BEGIN Information shown
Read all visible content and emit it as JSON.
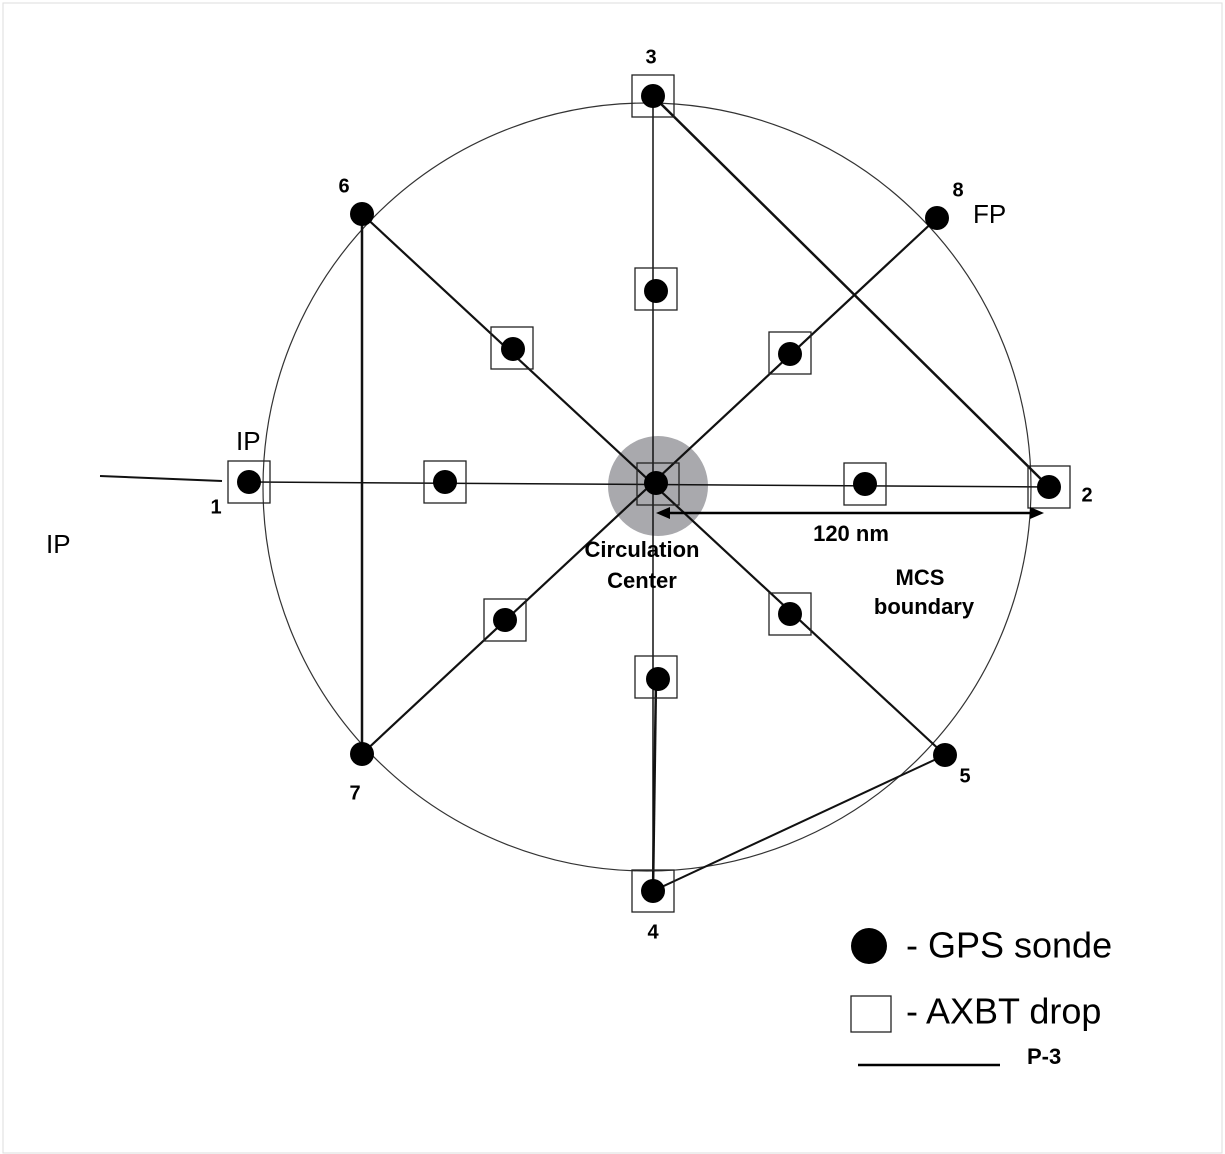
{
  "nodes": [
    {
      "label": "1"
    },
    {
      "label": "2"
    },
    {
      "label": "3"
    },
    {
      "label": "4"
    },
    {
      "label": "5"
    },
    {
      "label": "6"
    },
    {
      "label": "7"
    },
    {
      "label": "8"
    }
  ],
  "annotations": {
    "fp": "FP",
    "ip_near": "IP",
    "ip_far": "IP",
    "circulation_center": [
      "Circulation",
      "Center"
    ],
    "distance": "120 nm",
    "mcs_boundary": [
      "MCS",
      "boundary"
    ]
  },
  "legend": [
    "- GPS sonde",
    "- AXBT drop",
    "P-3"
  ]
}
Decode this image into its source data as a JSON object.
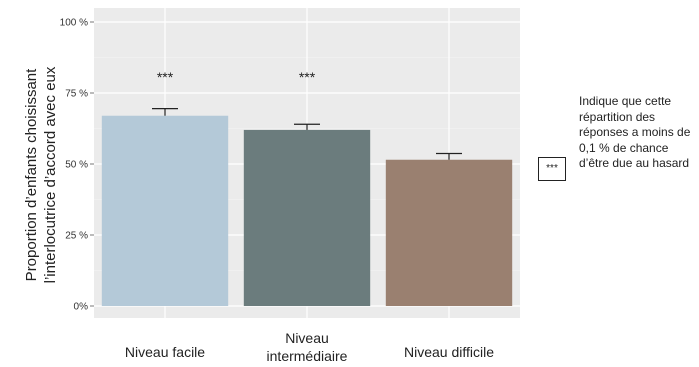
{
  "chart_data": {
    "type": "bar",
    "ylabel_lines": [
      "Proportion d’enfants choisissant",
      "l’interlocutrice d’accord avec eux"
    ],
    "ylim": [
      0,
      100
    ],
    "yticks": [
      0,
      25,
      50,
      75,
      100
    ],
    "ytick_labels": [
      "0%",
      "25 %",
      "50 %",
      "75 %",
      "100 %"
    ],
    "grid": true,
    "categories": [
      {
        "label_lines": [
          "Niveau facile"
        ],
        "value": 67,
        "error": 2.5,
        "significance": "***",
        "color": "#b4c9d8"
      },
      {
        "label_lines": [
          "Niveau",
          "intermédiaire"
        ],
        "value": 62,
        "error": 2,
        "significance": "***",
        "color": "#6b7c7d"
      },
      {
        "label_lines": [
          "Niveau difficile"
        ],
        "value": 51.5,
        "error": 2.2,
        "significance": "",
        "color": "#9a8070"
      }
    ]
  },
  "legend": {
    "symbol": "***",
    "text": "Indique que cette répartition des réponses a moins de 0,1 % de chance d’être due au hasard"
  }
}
END Information shown
# Exercise
Copy the material shown above in full and exactly. Skip the pictures.

# Solution to this task
Read all visible content and emit it as JSON.
{
  "nodes": [
    {
      "label": "1"
    },
    {
      "label": "2"
    },
    {
      "label": "3"
    },
    {
      "label": "4"
    },
    {
      "label": "5"
    },
    {
      "label": "6"
    },
    {
      "label": "7"
    },
    {
      "label": "8"
    }
  ],
  "annotations": {
    "fp": "FP",
    "ip_near": "IP",
    "ip_far": "IP",
    "circulation_center": [
      "Circulation",
      "Center"
    ],
    "distance": "120 nm",
    "mcs_boundary": [
      "MCS",
      "boundary"
    ]
  },
  "legend": [
    "- GPS sonde",
    "- AXBT drop",
    "P-3"
  ]
}
Decode this image into its source data as a JSON object.
{
  "chart_data": {
    "type": "bar",
    "ylabel_lines": [
      "Proportion d’enfants choisissant",
      "l’interlocutrice d’accord avec eux"
    ],
    "ylim": [
      0,
      100
    ],
    "yticks": [
      0,
      25,
      50,
      75,
      100
    ],
    "ytick_labels": [
      "0%",
      "25 %",
      "50 %",
      "75 %",
      "100 %"
    ],
    "grid": true,
    "categories": [
      {
        "label_lines": [
          "Niveau facile"
        ],
        "value": 67,
        "error": 2.5,
        "significance": "***",
        "color": "#b4c9d8"
      },
      {
        "label_lines": [
          "Niveau",
          "intermédiaire"
        ],
        "value": 62,
        "error": 2,
        "significance": "***",
        "color": "#6b7c7d"
      },
      {
        "label_lines": [
          "Niveau difficile"
        ],
        "value": 51.5,
        "error": 2.2,
        "significance": "",
        "color": "#9a8070"
      }
    ]
  },
  "legend": {
    "symbol": "***",
    "text": "Indique que cette répartition des réponses a moins de 0,1 % de chance d’être due au hasard"
  }
}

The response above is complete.